[Task]:
Repeat the data below line for line, keeping every character the same.

------ Data excerpts

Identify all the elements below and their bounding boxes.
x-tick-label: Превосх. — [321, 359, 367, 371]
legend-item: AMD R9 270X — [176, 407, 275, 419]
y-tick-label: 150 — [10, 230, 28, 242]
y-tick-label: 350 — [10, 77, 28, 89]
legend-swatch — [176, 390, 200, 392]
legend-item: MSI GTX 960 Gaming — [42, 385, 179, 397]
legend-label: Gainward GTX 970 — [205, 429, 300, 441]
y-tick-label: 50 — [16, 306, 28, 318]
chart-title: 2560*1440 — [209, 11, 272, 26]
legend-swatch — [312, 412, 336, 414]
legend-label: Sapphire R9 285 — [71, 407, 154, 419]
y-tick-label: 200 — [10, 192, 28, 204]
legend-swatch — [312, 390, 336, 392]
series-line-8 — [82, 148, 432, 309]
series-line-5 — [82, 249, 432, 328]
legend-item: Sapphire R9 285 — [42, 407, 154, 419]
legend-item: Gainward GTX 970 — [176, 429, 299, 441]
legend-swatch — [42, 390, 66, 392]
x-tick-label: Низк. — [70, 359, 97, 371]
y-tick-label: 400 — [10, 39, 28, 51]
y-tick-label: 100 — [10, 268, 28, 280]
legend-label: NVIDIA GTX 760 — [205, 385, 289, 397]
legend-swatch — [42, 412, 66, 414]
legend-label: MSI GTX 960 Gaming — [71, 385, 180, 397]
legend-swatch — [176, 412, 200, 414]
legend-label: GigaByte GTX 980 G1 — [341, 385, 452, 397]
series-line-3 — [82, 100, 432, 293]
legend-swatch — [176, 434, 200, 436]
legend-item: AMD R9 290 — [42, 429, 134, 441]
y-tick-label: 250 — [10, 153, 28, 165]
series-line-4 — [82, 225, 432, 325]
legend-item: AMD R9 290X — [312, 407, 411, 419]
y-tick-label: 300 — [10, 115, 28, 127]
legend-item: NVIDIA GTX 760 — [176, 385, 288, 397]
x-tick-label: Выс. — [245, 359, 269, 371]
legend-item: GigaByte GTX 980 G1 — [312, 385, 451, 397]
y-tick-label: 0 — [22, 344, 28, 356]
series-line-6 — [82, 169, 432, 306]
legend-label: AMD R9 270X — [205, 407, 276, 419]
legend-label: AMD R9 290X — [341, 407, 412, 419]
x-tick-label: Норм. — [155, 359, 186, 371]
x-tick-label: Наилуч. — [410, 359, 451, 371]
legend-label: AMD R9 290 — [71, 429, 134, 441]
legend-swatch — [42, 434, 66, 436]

------------

[Answer to this task]:
Identify all the elements below and their bounding boxes.
x-tick-label: Превосх. — [321, 359, 367, 371]
legend-item: AMD R9 270X — [176, 407, 275, 419]
y-tick-label: 150 — [10, 230, 28, 242]
y-tick-label: 350 — [10, 77, 28, 89]
legend-swatch — [176, 390, 200, 392]
legend-item: MSI GTX 960 Gaming — [42, 385, 179, 397]
legend-label: Gainward GTX 970 — [205, 429, 300, 441]
y-tick-label: 50 — [16, 306, 28, 318]
chart-title: 2560*1440 — [209, 11, 272, 26]
legend-swatch — [312, 412, 336, 414]
legend-label: Sapphire R9 285 — [71, 407, 154, 419]
y-tick-label: 200 — [10, 192, 28, 204]
legend-swatch — [312, 390, 336, 392]
series-line-8 — [82, 148, 432, 309]
series-line-5 — [82, 249, 432, 328]
legend-item: Sapphire R9 285 — [42, 407, 154, 419]
legend-item: Gainward GTX 970 — [176, 429, 299, 441]
legend-swatch — [42, 390, 66, 392]
x-tick-label: Низк. — [70, 359, 97, 371]
y-tick-label: 400 — [10, 39, 28, 51]
y-tick-label: 100 — [10, 268, 28, 280]
legend-label: NVIDIA GTX 760 — [205, 385, 289, 397]
legend-swatch — [42, 412, 66, 414]
legend-label: MSI GTX 960 Gaming — [71, 385, 180, 397]
legend-swatch — [176, 412, 200, 414]
legend-label: GigaByte GTX 980 G1 — [341, 385, 452, 397]
series-line-3 — [82, 100, 432, 293]
legend-swatch — [176, 434, 200, 436]
legend-item: AMD R9 290 — [42, 429, 134, 441]
y-tick-label: 250 — [10, 153, 28, 165]
series-line-4 — [82, 225, 432, 325]
legend-item: AMD R9 290X — [312, 407, 411, 419]
y-tick-label: 300 — [10, 115, 28, 127]
legend-item: NVIDIA GTX 760 — [176, 385, 288, 397]
x-tick-label: Выс. — [245, 359, 269, 371]
legend-item: GigaByte GTX 980 G1 — [312, 385, 451, 397]
y-tick-label: 0 — [22, 344, 28, 356]
series-line-6 — [82, 169, 432, 306]
legend-label: AMD R9 270X — [205, 407, 276, 419]
legend-label: AMD R9 290X — [341, 407, 412, 419]
x-tick-label: Норм. — [155, 359, 186, 371]
x-tick-label: Наилуч. — [410, 359, 451, 371]
legend-label: AMD R9 290 — [71, 429, 134, 441]
legend-swatch — [42, 434, 66, 436]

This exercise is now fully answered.